--- start Material for the task ---
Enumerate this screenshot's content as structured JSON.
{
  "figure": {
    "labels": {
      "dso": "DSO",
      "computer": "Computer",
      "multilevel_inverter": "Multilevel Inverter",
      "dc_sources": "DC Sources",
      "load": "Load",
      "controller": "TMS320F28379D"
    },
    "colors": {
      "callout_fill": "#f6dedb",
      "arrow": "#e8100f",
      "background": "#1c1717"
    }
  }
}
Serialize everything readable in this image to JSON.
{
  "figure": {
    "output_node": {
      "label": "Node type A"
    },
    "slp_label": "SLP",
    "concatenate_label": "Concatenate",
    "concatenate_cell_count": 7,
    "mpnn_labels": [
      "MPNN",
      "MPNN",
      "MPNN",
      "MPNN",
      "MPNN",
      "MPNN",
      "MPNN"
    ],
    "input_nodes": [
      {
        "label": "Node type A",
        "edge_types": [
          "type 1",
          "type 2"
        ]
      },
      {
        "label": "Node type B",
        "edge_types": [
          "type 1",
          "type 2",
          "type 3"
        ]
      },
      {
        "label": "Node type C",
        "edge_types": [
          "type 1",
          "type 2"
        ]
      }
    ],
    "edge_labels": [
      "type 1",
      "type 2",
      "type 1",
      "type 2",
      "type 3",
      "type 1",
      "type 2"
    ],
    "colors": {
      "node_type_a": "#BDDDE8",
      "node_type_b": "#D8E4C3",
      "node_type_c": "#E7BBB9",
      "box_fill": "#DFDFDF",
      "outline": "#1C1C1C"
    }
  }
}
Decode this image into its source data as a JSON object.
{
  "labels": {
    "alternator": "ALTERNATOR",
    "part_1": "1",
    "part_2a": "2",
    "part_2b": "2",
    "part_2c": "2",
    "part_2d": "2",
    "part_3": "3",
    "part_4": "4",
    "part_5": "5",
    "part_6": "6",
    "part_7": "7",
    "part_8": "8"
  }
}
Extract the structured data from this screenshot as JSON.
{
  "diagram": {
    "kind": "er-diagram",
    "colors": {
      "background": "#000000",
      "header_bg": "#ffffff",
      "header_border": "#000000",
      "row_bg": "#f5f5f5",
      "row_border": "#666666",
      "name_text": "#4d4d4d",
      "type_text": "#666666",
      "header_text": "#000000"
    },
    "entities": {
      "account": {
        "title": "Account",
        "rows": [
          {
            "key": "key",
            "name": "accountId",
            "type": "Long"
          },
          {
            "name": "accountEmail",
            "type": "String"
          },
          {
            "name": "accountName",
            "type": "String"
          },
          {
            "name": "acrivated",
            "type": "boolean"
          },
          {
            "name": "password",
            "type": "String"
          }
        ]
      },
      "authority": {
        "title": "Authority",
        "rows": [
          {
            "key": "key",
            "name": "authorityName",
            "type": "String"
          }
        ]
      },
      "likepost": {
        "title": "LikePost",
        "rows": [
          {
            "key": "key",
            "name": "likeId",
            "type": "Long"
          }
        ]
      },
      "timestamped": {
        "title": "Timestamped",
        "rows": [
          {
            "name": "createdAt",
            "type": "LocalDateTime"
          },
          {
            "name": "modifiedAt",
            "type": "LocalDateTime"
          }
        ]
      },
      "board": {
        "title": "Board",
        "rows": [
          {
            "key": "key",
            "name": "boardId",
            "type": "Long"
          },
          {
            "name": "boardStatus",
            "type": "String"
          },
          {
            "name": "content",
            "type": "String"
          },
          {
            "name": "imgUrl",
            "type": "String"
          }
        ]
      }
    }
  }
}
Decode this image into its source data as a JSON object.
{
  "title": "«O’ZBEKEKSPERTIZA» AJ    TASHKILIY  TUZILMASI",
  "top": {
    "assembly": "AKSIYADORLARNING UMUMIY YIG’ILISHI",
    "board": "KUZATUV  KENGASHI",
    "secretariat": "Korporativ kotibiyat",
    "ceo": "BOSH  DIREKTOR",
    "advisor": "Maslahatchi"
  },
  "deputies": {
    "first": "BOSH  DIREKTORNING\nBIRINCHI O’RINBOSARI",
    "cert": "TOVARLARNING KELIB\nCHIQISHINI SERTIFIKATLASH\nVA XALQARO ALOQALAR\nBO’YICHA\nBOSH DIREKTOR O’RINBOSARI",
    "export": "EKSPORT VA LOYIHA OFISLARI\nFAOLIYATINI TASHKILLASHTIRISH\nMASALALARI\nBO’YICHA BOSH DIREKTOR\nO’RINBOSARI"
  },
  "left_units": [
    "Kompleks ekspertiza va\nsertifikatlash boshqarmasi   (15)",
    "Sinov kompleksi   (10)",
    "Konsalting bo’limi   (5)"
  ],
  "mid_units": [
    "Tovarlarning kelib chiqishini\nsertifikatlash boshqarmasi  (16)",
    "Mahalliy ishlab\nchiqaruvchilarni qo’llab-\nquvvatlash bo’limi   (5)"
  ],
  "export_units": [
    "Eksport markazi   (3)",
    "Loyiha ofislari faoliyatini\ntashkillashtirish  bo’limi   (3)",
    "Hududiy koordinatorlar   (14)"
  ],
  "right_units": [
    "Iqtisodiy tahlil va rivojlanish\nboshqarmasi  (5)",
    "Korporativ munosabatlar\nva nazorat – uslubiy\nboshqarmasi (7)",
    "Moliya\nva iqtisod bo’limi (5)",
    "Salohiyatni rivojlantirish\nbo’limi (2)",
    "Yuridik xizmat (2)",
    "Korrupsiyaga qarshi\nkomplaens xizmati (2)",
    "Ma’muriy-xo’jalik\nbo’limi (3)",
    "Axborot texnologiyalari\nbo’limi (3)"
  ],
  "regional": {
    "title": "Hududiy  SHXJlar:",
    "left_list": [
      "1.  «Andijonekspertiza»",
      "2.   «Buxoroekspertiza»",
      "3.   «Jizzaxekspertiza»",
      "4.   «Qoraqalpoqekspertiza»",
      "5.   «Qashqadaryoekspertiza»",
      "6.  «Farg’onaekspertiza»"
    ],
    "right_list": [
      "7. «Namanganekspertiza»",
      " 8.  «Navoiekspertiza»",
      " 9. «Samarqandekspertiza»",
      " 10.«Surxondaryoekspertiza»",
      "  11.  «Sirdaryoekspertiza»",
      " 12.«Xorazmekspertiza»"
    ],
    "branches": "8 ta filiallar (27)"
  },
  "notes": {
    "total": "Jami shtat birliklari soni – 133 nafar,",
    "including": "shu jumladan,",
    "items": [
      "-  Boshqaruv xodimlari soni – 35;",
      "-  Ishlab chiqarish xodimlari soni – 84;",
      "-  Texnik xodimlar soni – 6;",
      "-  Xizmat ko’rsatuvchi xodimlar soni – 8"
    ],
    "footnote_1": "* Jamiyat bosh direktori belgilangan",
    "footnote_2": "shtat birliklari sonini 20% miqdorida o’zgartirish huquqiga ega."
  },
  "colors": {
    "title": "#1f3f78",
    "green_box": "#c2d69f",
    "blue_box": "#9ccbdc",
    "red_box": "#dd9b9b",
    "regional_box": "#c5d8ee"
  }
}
--- end Material for the task ---
**Stated exercise**
Extract the entries above verbatim.

**The result**
Enumerate this screenshot's content as structured JSON.
{
  "figure": {
    "labels": {
      "dso": "DSO",
      "computer": "Computer",
      "multilevel_inverter": "Multilevel Inverter",
      "dc_sources": "DC Sources",
      "load": "Load",
      "controller": "TMS320F28379D"
    },
    "colors": {
      "callout_fill": "#f6dedb",
      "arrow": "#e8100f",
      "background": "#1c1717"
    }
  }
}
Serialize everything readable in this image to JSON.
{
  "figure": {
    "output_node": {
      "label": "Node type A"
    },
    "slp_label": "SLP",
    "concatenate_label": "Concatenate",
    "concatenate_cell_count": 7,
    "mpnn_labels": [
      "MPNN",
      "MPNN",
      "MPNN",
      "MPNN",
      "MPNN",
      "MPNN",
      "MPNN"
    ],
    "input_nodes": [
      {
        "label": "Node type A",
        "edge_types": [
          "type 1",
          "type 2"
        ]
      },
      {
        "label": "Node type B",
        "edge_types": [
          "type 1",
          "type 2",
          "type 3"
        ]
      },
      {
        "label": "Node type C",
        "edge_types": [
          "type 1",
          "type 2"
        ]
      }
    ],
    "edge_labels": [
      "type 1",
      "type 2",
      "type 1",
      "type 2",
      "type 3",
      "type 1",
      "type 2"
    ],
    "colors": {
      "node_type_a": "#BDDDE8",
      "node_type_b": "#D8E4C3",
      "node_type_c": "#E7BBB9",
      "box_fill": "#DFDFDF",
      "outline": "#1C1C1C"
    }
  }
}
Decode this image into its source data as a JSON object.
{
  "labels": {
    "alternator": "ALTERNATOR",
    "part_1": "1",
    "part_2a": "2",
    "part_2b": "2",
    "part_2c": "2",
    "part_2d": "2",
    "part_3": "3",
    "part_4": "4",
    "part_5": "5",
    "part_6": "6",
    "part_7": "7",
    "part_8": "8"
  }
}
Extract the structured data from this screenshot as JSON.
{
  "diagram": {
    "kind": "er-diagram",
    "colors": {
      "background": "#000000",
      "header_bg": "#ffffff",
      "header_border": "#000000",
      "row_bg": "#f5f5f5",
      "row_border": "#666666",
      "name_text": "#4d4d4d",
      "type_text": "#666666",
      "header_text": "#000000"
    },
    "entities": {
      "account": {
        "title": "Account",
        "rows": [
          {
            "key": "key",
            "name": "accountId",
            "type": "Long"
          },
          {
            "name": "accountEmail",
            "type": "String"
          },
          {
            "name": "accountName",
            "type": "String"
          },
          {
            "name": "acrivated",
            "type": "boolean"
          },
          {
            "name": "password",
            "type": "String"
          }
        ]
      },
      "authority": {
        "title": "Authority",
        "rows": [
          {
            "key": "key",
            "name": "authorityName",
            "type": "String"
          }
        ]
      },
      "likepost": {
        "title": "LikePost",
        "rows": [
          {
            "key": "key",
            "name": "likeId",
            "type": "Long"
          }
        ]
      },
      "timestamped": {
        "title": "Timestamped",
        "rows": [
          {
            "name": "createdAt",
            "type": "LocalDateTime"
          },
          {
            "name": "modifiedAt",
            "type": "LocalDateTime"
          }
        ]
      },
      "board": {
        "title": "Board",
        "rows": [
          {
            "key": "key",
            "name": "boardId",
            "type": "Long"
          },
          {
            "name": "boardStatus",
            "type": "String"
          },
          {
            "name": "content",
            "type": "String"
          },
          {
            "name": "imgUrl",
            "type": "String"
          }
        ]
      }
    }
  }
}
Decode this image into its source data as a JSON object.
{
  "title": "«O’ZBEKEKSPERTIZA» AJ    TASHKILIY  TUZILMASI",
  "top": {
    "assembly": "AKSIYADORLARNING UMUMIY YIG’ILISHI",
    "board": "KUZATUV  KENGASHI",
    "secretariat": "Korporativ kotibiyat",
    "ceo": "BOSH  DIREKTOR",
    "advisor": "Maslahatchi"
  },
  "deputies": {
    "first": "BOSH  DIREKTORNING\nBIRINCHI O’RINBOSARI",
    "cert": "TOVARLARNING KELIB\nCHIQISHINI SERTIFIKATLASH\nVA XALQARO ALOQALAR\nBO’YICHA\nBOSH DIREKTOR O’RINBOSARI",
    "export": "EKSPORT VA LOYIHA OFISLARI\nFAOLIYATINI TASHKILLASHTIRISH\nMASALALARI\nBO’YICHA BOSH DIREKTOR\nO’RINBOSARI"
  },
  "left_units": [
    "Kompleks ekspertiza va\nsertifikatlash boshqarmasi   (15)",
    "Sinov kompleksi   (10)",
    "Konsalting bo’limi   (5)"
  ],
  "mid_units": [
    "Tovarlarning kelib chiqishini\nsertifikatlash boshqarmasi  (16)",
    "Mahalliy ishlab\nchiqaruvchilarni qo’llab-\nquvvatlash bo’limi   (5)"
  ],
  "export_units": [
    "Eksport markazi   (3)",
    "Loyiha ofislari faoliyatini\ntashkillashtirish  bo’limi   (3)",
    "Hududiy koordinatorlar   (14)"
  ],
  "right_units": [
    "Iqtisodiy tahlil va rivojlanish\nboshqarmasi  (5)",
    "Korporativ munosabatlar\nva nazorat – uslubiy\nboshqarmasi (7)",
    "Moliya\nva iqtisod bo’limi (5)",
    "Salohiyatni rivojlantirish\nbo’limi (2)",
    "Yuridik xizmat (2)",
    "Korrupsiyaga qarshi\nkomplaens xizmati (2)",
    "Ma’muriy-xo’jalik\nbo’limi (3)",
    "Axborot texnologiyalari\nbo’limi (3)"
  ],
  "regional": {
    "title": "Hududiy  SHXJlar:",
    "left_list": [
      "1.  «Andijonekspertiza»",
      "2.   «Buxoroekspertiza»",
      "3.   «Jizzaxekspertiza»",
      "4.   «Qoraqalpoqekspertiza»",
      "5.   «Qashqadaryoekspertiza»",
      "6.  «Farg’onaekspertiza»"
    ],
    "right_list": [
      "7. «Namanganekspertiza»",
      " 8.  «Navoiekspertiza»",
      " 9. «Samarqandekspertiza»",
      " 10.«Surxondaryoekspertiza»",
      "  11.  «Sirdaryoekspertiza»",
      " 12.«Xorazmekspertiza»"
    ],
    "branches": "8 ta filiallar (27)"
  },
  "notes": {
    "total": "Jami shtat birliklari soni – 133 nafar,",
    "including": "shu jumladan,",
    "items": [
      "-  Boshqaruv xodimlari soni – 35;",
      "-  Ishlab chiqarish xodimlari soni – 84;",
      "-  Texnik xodimlar soni – 6;",
      "-  Xizmat ko’rsatuvchi xodimlar soni – 8"
    ],
    "footnote_1": "* Jamiyat bosh direktori belgilangan",
    "footnote_2": "shtat birliklari sonini 20% miqdorida o’zgartirish huquqiga ega."
  },
  "colors": {
    "title": "#1f3f78",
    "green_box": "#c2d69f",
    "blue_box": "#9ccbdc",
    "red_box": "#dd9b9b",
    "regional_box": "#c5d8ee"
  }
}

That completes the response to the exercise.